## GIVEN REQUEST
Repeat every line of the data exactly, but not the pictures.

'''

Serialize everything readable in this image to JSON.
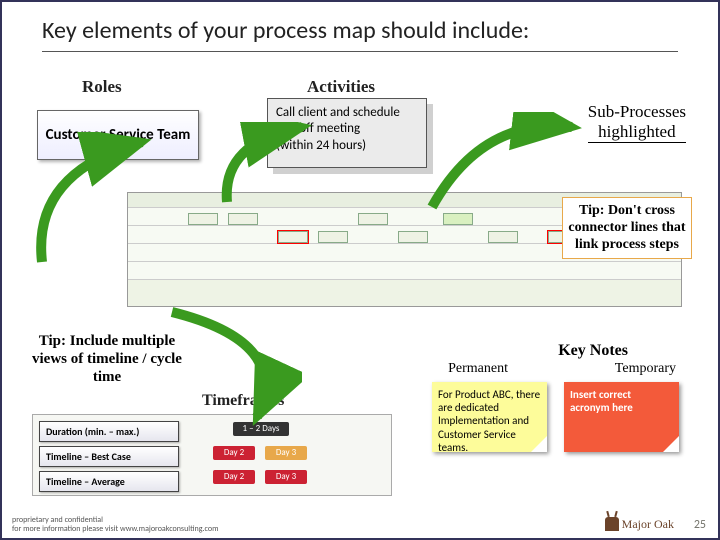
{
  "title": "Key elements of your process map should include:",
  "labels": {
    "roles": "Roles",
    "activities": "Activities",
    "timeframes": "Timeframes",
    "key_notes": "Key Notes",
    "permanent": "Permanent",
    "temporary": "Temporary"
  },
  "roles_box": "Customer Service Team",
  "activity_box": {
    "line1": "Call client and schedule kick off meeting",
    "line2": "(within 24 hours)"
  },
  "sub_processes": {
    "line1": "Sub-Processes",
    "line2": "highlighted"
  },
  "tip_right": "Tip:  Don't cross connector lines that link process steps",
  "tip_left": "Tip:  Include multiple views of timeline / cycle time",
  "timeframe_rows": {
    "r1": "Duration (min. – max.)",
    "r2": "Timeline – Best Case",
    "r3": "Timeline – Average"
  },
  "tf_bars": {
    "dur": "1 – 2 Days",
    "d2a": "Day 2",
    "d3a": "Day 3",
    "d2b": "Day 2",
    "d3b": "Day 3"
  },
  "note_yellow": "For Product ABC, there are dedicated Implementation and Customer Service teams.",
  "note_red": "Insert correct acronym here",
  "footer": {
    "l1": "proprietary and confidential",
    "l2": "for more information please visit www.majoroakconsulting.com"
  },
  "logo_text": "Major Oak",
  "page": "25"
}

'''

## ANSWER TO THIS TASK
Serialize everything readable in this image to JSON.
{
  "title": "Key elements of your process map should include:",
  "labels": {
    "roles": "Roles",
    "activities": "Activities",
    "timeframes": "Timeframes",
    "key_notes": "Key Notes",
    "permanent": "Permanent",
    "temporary": "Temporary"
  },
  "roles_box": "Customer Service Team",
  "activity_box": {
    "line1": "Call client and schedule kick off meeting",
    "line2": "(within 24 hours)"
  },
  "sub_processes": {
    "line1": "Sub-Processes",
    "line2": "highlighted"
  },
  "tip_right": "Tip:  Don't cross connector lines that link process steps",
  "tip_left": "Tip:  Include multiple views of timeline / cycle time",
  "timeframe_rows": {
    "r1": "Duration (min. – max.)",
    "r2": "Timeline – Best Case",
    "r3": "Timeline – Average"
  },
  "tf_bars": {
    "dur": "1 – 2 Days",
    "d2a": "Day 2",
    "d3a": "Day 3",
    "d2b": "Day 2",
    "d3b": "Day 3"
  },
  "note_yellow": "For Product ABC, there are dedicated Implementation and Customer Service teams.",
  "note_red": "Insert correct acronym here",
  "footer": {
    "l1": "proprietary and confidential",
    "l2": "for more information please visit www.majoroakconsulting.com"
  },
  "logo_text": "Major Oak",
  "page": "25"
}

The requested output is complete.